* **Set problem**
Tally every line of the listing where the string "fonction" is found, and state the total alone.

* **Data provided**
--- START ---
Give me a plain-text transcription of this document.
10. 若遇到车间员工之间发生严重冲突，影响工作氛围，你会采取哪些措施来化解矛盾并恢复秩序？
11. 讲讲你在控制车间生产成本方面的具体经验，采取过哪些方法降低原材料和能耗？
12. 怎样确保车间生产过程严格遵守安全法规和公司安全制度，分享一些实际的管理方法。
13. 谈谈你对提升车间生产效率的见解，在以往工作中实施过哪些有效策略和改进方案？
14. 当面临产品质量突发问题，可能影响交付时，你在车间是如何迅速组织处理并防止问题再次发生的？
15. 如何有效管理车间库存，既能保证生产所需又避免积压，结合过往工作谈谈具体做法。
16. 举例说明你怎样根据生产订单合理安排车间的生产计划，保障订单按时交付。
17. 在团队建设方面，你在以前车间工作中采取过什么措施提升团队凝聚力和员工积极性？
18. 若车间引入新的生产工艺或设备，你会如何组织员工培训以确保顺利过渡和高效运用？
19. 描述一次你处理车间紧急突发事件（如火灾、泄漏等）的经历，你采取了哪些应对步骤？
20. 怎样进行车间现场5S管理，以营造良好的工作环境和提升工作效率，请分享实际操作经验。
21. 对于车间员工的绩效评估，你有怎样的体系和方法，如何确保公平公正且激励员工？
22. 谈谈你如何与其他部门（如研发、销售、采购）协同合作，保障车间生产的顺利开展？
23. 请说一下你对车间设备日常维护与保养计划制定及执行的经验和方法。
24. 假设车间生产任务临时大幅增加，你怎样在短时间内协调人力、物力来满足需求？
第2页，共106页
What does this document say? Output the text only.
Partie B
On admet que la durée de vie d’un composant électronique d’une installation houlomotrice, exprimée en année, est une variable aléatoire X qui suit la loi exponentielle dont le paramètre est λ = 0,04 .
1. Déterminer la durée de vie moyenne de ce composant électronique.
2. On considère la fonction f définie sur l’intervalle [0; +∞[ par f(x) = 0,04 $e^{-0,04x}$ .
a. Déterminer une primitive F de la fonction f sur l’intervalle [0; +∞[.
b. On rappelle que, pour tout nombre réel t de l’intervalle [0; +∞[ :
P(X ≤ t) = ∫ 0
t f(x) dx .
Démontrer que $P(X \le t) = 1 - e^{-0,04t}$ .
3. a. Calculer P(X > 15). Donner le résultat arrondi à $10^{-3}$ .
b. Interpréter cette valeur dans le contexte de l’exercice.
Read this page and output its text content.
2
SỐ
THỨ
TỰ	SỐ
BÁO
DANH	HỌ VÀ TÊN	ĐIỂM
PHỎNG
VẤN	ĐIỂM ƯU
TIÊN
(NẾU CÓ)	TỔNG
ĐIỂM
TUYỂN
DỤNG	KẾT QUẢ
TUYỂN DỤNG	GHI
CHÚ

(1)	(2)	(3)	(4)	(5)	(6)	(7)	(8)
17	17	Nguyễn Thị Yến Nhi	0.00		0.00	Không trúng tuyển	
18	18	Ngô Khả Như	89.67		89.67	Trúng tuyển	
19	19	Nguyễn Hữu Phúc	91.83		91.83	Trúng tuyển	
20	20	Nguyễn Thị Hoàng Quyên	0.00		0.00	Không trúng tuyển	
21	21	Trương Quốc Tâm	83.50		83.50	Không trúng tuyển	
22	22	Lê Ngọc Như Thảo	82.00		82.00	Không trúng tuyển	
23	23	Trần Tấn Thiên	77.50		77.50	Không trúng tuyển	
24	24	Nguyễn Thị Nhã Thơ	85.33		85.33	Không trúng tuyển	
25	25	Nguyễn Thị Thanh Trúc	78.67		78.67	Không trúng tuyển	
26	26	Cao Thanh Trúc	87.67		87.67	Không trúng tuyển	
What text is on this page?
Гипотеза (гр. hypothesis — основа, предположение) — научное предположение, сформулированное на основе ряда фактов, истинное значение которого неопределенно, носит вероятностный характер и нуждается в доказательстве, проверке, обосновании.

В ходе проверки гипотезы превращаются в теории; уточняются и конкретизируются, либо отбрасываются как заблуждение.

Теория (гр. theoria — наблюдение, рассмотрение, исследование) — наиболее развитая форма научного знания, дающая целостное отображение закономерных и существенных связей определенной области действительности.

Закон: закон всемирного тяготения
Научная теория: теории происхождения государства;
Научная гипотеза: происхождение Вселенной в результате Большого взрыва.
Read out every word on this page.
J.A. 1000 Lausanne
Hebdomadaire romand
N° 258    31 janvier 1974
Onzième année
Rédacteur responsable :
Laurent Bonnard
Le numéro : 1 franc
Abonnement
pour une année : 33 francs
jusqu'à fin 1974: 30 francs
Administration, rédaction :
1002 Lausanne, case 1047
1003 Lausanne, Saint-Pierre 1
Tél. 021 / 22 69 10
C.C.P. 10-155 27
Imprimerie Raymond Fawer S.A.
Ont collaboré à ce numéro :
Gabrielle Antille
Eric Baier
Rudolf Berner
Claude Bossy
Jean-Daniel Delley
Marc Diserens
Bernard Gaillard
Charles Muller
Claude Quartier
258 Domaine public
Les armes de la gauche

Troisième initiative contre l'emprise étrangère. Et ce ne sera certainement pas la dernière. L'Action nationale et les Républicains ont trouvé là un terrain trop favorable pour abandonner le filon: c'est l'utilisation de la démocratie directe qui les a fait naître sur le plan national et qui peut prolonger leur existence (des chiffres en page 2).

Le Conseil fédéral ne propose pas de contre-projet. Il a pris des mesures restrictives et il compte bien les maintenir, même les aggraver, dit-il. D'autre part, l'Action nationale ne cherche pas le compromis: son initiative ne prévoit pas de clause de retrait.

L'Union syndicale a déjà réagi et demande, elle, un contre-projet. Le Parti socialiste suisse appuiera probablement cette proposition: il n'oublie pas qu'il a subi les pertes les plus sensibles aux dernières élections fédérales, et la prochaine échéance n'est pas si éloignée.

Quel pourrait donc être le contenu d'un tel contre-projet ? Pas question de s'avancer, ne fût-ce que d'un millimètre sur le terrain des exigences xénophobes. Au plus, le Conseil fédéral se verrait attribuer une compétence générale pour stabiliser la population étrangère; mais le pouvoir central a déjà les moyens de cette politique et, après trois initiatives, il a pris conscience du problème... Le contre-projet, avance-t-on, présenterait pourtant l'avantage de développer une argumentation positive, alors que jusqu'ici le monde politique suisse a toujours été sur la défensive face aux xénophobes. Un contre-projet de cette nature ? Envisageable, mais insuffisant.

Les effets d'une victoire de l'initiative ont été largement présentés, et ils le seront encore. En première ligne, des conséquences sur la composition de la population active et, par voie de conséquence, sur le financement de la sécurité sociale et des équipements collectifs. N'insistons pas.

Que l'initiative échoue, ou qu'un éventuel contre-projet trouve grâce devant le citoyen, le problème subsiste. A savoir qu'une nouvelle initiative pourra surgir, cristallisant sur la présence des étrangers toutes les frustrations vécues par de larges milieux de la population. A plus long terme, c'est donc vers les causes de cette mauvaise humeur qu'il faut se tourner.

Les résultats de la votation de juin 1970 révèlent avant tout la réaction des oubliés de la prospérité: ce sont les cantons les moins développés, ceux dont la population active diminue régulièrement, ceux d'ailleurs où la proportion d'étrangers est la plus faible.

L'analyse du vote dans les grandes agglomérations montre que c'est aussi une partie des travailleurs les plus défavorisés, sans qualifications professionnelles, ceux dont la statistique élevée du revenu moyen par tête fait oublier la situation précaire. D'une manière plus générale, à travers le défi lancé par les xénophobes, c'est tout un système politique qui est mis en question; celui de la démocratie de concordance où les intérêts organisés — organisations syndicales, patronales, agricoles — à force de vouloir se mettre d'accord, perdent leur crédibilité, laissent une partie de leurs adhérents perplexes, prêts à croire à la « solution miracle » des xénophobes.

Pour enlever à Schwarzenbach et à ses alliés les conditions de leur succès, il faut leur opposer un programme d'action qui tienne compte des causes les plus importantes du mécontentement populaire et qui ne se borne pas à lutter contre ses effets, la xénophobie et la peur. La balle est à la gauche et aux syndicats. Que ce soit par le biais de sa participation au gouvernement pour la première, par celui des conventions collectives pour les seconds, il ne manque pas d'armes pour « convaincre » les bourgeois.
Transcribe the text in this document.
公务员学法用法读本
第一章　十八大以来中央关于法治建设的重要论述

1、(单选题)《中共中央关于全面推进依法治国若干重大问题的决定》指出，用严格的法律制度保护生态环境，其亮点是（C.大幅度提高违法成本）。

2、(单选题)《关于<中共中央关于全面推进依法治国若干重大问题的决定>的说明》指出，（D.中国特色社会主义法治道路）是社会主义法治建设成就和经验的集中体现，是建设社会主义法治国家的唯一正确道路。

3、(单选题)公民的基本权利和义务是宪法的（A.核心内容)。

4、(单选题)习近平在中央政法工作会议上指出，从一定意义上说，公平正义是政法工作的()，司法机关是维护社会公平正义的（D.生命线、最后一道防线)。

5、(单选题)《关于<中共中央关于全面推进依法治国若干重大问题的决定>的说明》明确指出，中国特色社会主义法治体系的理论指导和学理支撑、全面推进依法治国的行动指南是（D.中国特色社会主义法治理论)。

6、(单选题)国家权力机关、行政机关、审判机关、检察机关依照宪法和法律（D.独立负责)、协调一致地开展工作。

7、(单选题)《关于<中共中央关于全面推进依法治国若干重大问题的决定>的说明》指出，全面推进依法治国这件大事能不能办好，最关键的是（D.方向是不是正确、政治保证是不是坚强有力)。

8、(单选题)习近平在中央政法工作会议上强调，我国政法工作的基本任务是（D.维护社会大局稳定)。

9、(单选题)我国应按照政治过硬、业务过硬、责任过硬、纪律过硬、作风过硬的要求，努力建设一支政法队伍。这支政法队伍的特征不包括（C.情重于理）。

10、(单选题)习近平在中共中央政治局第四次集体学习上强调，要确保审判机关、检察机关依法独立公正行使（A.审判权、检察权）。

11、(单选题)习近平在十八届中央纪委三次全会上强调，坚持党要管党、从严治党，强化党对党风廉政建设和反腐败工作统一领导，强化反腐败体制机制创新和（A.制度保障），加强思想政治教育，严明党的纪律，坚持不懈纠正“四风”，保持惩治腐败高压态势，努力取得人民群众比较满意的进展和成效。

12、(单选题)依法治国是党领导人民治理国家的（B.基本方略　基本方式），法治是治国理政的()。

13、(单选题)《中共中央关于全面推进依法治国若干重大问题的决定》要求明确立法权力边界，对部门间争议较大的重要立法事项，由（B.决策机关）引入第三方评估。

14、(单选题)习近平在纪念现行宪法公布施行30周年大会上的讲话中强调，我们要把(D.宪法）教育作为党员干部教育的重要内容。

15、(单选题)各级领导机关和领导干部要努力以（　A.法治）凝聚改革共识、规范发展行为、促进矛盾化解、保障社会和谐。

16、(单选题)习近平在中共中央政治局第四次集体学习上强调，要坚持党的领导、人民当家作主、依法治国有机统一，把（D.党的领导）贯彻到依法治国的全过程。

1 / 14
--- END ---
* **Correct output**
2